- _Directive_: Each entry must be reproduced precisely as it stands.

- _Records excerpted from a collection_:
# # # # # # #
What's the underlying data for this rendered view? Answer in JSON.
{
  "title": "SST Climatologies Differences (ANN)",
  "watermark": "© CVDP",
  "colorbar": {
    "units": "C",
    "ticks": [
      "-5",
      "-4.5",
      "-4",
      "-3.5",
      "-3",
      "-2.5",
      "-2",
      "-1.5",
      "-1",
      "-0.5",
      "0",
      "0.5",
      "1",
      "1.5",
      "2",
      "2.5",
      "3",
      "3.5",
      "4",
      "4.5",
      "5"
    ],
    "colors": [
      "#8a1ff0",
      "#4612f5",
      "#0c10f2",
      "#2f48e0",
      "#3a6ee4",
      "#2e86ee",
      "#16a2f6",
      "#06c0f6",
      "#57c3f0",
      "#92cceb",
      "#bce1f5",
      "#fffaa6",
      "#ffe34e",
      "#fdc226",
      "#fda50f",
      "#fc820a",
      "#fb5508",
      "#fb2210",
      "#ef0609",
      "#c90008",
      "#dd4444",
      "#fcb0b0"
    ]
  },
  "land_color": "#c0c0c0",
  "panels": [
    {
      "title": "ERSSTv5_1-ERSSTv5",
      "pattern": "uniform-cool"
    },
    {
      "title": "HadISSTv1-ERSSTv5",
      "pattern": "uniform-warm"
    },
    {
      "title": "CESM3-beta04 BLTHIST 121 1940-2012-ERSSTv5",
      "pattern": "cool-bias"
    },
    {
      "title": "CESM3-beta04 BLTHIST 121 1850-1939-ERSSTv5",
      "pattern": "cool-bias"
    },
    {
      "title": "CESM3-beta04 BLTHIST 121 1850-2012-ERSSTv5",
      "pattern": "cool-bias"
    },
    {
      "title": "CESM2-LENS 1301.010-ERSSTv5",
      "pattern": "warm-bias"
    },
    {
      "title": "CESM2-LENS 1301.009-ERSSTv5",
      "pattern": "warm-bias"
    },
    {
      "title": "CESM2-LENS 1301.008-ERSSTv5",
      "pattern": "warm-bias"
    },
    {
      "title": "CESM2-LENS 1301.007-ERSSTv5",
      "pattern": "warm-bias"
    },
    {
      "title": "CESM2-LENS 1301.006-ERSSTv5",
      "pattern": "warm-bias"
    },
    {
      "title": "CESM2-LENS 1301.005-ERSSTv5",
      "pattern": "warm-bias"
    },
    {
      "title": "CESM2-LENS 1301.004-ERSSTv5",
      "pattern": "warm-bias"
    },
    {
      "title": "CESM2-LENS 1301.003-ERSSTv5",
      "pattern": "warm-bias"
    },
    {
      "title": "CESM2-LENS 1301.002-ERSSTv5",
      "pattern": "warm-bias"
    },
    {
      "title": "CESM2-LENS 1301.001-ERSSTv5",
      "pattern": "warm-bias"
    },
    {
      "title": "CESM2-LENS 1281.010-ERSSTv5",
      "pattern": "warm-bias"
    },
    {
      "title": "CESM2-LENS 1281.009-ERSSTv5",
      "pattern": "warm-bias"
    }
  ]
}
# # # # # # #
- _The reply_:
What's the underlying data for this rendered view? Answer in JSON.
{
  "title": "SST Climatologies Differences (ANN)",
  "watermark": "© CVDP",
  "colorbar": {
    "units": "C",
    "ticks": [
      "-5",
      "-4.5",
      "-4",
      "-3.5",
      "-3",
      "-2.5",
      "-2",
      "-1.5",
      "-1",
      "-0.5",
      "0",
      "0.5",
      "1",
      "1.5",
      "2",
      "2.5",
      "3",
      "3.5",
      "4",
      "4.5",
      "5"
    ],
    "colors": [
      "#8a1ff0",
      "#4612f5",
      "#0c10f2",
      "#2f48e0",
      "#3a6ee4",
      "#2e86ee",
      "#16a2f6",
      "#06c0f6",
      "#57c3f0",
      "#92cceb",
      "#bce1f5",
      "#fffaa6",
      "#ffe34e",
      "#fdc226",
      "#fda50f",
      "#fc820a",
      "#fb5508",
      "#fb2210",
      "#ef0609",
      "#c90008",
      "#dd4444",
      "#fcb0b0"
    ]
  },
  "land_color": "#c0c0c0",
  "panels": [
    {
      "title": "ERSSTv5_1-ERSSTv5",
      "pattern": "uniform-cool"
    },
    {
      "title": "HadISSTv1-ERSSTv5",
      "pattern": "uniform-warm"
    },
    {
      "title": "CESM3-beta04 BLTHIST 121 1940-2012-ERSSTv5",
      "pattern": "cool-bias"
    },
    {
      "title": "CESM3-beta04 BLTHIST 121 1850-1939-ERSSTv5",
      "pattern": "cool-bias"
    },
    {
      "title": "CESM3-beta04 BLTHIST 121 1850-2012-ERSSTv5",
      "pattern": "cool-bias"
    },
    {
      "title": "CESM2-LENS 1301.010-ERSSTv5",
      "pattern": "warm-bias"
    },
    {
      "title": "CESM2-LENS 1301.009-ERSSTv5",
      "pattern": "warm-bias"
    },
    {
      "title": "CESM2-LENS 1301.008-ERSSTv5",
      "pattern": "warm-bias"
    },
    {
      "title": "CESM2-LENS 1301.007-ERSSTv5",
      "pattern": "warm-bias"
    },
    {
      "title": "CESM2-LENS 1301.006-ERSSTv5",
      "pattern": "warm-bias"
    },
    {
      "title": "CESM2-LENS 1301.005-ERSSTv5",
      "pattern": "warm-bias"
    },
    {
      "title": "CESM2-LENS 1301.004-ERSSTv5",
      "pattern": "warm-bias"
    },
    {
      "title": "CESM2-LENS 1301.003-ERSSTv5",
      "pattern": "warm-bias"
    },
    {
      "title": "CESM2-LENS 1301.002-ERSSTv5",
      "pattern": "warm-bias"
    },
    {
      "title": "CESM2-LENS 1301.001-ERSSTv5",
      "pattern": "warm-bias"
    },
    {
      "title": "CESM2-LENS 1281.010-ERSSTv5",
      "pattern": "warm-bias"
    },
    {
      "title": "CESM2-LENS 1281.009-ERSSTv5",
      "pattern": "warm-bias"
    }
  ]
}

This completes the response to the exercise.